§ **Task instructions**: Set out every line of the records below as a Markdown table with the columns Row and Line. Number each row and skip blank lines.

§ **Provided data**:
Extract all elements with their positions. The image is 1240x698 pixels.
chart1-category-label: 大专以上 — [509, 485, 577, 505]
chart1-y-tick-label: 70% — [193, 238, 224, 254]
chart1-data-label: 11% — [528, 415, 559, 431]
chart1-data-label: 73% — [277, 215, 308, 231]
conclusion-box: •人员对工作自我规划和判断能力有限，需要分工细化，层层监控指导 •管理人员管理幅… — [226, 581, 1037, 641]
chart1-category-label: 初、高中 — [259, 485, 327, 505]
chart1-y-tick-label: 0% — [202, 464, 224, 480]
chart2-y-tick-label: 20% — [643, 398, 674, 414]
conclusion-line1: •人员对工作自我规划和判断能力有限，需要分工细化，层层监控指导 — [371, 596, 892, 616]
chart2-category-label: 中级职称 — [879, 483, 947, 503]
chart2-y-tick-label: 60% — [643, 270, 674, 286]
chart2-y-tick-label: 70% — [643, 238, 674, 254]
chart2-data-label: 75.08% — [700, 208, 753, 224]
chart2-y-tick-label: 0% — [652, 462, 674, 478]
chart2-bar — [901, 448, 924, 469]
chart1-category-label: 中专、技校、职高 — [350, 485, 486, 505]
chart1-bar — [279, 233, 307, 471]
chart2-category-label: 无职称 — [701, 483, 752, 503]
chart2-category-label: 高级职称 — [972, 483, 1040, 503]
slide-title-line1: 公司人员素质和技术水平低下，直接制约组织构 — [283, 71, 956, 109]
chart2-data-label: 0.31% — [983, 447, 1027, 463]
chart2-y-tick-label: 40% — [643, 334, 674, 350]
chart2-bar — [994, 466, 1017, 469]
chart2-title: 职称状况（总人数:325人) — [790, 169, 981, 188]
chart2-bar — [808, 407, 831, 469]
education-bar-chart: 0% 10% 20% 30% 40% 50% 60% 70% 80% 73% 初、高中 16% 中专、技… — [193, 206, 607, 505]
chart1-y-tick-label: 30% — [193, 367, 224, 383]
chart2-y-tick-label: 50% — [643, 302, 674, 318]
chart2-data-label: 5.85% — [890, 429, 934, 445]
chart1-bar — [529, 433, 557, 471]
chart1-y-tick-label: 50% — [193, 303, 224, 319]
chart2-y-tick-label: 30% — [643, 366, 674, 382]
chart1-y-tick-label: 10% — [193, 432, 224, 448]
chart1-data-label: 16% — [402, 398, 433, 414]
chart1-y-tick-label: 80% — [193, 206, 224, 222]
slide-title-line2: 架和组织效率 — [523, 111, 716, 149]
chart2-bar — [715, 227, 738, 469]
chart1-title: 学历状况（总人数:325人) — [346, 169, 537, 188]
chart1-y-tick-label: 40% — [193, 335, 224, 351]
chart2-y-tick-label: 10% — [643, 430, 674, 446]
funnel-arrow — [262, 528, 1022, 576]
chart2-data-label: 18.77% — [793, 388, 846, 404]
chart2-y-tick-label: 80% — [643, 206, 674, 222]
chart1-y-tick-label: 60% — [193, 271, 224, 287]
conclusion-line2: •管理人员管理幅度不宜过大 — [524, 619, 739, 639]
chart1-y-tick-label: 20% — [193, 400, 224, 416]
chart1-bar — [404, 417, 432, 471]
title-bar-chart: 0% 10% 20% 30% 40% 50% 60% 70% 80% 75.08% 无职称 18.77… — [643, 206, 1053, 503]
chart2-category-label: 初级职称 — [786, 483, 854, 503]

§ **Result of the task**:
| Row | Line |
|---|---|
| 1 | Extract all elements with their positions. The image is 1240x698 pixels. |
| 2 | chart1-category-label: 大专以上 — [509, 485, 577, 505] |
| 3 | chart1-y-tick-label: 70% — [193, 238, 224, 254] |
| 4 | chart1-data-label: 11% — [528, 415, 559, 431] |
| 5 | chart1-data-label: 73% — [277, 215, 308, 231] |
| 6 | conclusion-box: •人员对工作自我规划和判断能力有限，需要分工细化，层层监控指导 •管理人员管理幅… — [226, 581, 1037, 641] |
| 7 | chart1-category-label: 初、高中 — [259, 485, 327, 505] |
| 8 | chart1-y-tick-label: 0% — [202, 464, 224, 480] |
| 9 | chart2-y-tick-label: 20% — [643, 398, 674, 414] |
| 10 | conclusion-line1: •人员对工作自我规划和判断能力有限，需要分工细化，层层监控指导 — [371, 596, 892, 616] |
| 11 | chart2-category-label: 中级职称 — [879, 483, 947, 503] |
| 12 | chart2-y-tick-label: 60% — [643, 270, 674, 286] |
| 13 | chart2-y-tick-label: 70% — [643, 238, 674, 254] |
| 14 | chart2-data-label: 75.08% — [700, 208, 753, 224] |
| 15 | chart2-y-tick-label: 0% — [652, 462, 674, 478] |
| 16 | chart2-bar — [901, 448, 924, 469] |
| 17 | chart1-category-label: 中专、技校、职高 — [350, 485, 486, 505] |
| 18 | chart1-bar — [279, 233, 307, 471] |
| 19 | chart2-category-label: 无职称 — [701, 483, 752, 503] |
| 20 | chart2-category-label: 高级职称 — [972, 483, 1040, 503] |
| 21 | slide-title-line1: 公司人员素质和技术水平低下，直接制约组织构 — [283, 71, 956, 109] |
| 22 | chart2-data-label: 0.31% — [983, 447, 1027, 463] |
| 23 | chart2-y-tick-label: 40% — [643, 334, 674, 350] |
| 24 | chart2-bar — [994, 466, 1017, 469] |
| 25 | chart2-title: 职称状况（总人数:325人) — [790, 169, 981, 188] |
| 26 | chart2-bar — [808, 407, 831, 469] |
| 27 | education-bar-chart: 0% 10% 20% 30% 40% 50% 60% 70% 80% 73% 初、高中 16% 中专、技… — [193, 206, 607, 505] |
| 28 | chart1-y-tick-label: 30% — [193, 367, 224, 383] |
| 29 | chart2-y-tick-label: 50% — [643, 302, 674, 318] |
| 30 | chart2-data-label: 5.85% — [890, 429, 934, 445] |
| 31 | chart1-bar — [529, 433, 557, 471] |
| 32 | chart1-y-tick-label: 50% — [193, 303, 224, 319] |
| 33 | chart2-y-tick-label: 30% — [643, 366, 674, 382] |
| 34 | chart1-y-tick-label: 10% — [193, 432, 224, 448] |
| 35 | chart1-data-label: 16% — [402, 398, 433, 414] |
| 36 | chart1-y-tick-label: 80% — [193, 206, 224, 222] |
| 37 | slide-title-line2: 架和组织效率 — [523, 111, 716, 149] |
| 38 | chart2-bar — [715, 227, 738, 469] |
| 39 | chart1-title: 学历状况（总人数:325人) — [346, 169, 537, 188] |
| 40 | chart1-y-tick-label: 40% — [193, 335, 224, 351] |
| 41 | chart2-y-tick-label: 10% — [643, 430, 674, 446] |
| 42 | funnel-arrow — [262, 528, 1022, 576] |
| 43 | chart2-data-label: 18.77% — [793, 388, 846, 404] |
| 44 | chart2-y-tick-label: 80% — [643, 206, 674, 222] |
| 45 | chart1-y-tick-label: 60% — [193, 271, 224, 287] |
| 46 | conclusion-line2: •管理人员管理幅度不宜过大 — [524, 619, 739, 639] |
| 47 | chart1-y-tick-label: 20% — [193, 400, 224, 416] |
| 48 | chart1-bar — [404, 417, 432, 471] |
| 49 | title-bar-chart: 0% 10% 20% 30% 40% 50% 60% 70% 80% 75.08% 无职称 18.77… — [643, 206, 1053, 503] |
| 50 | chart2-category-label: 初级职称 — [786, 483, 854, 503] |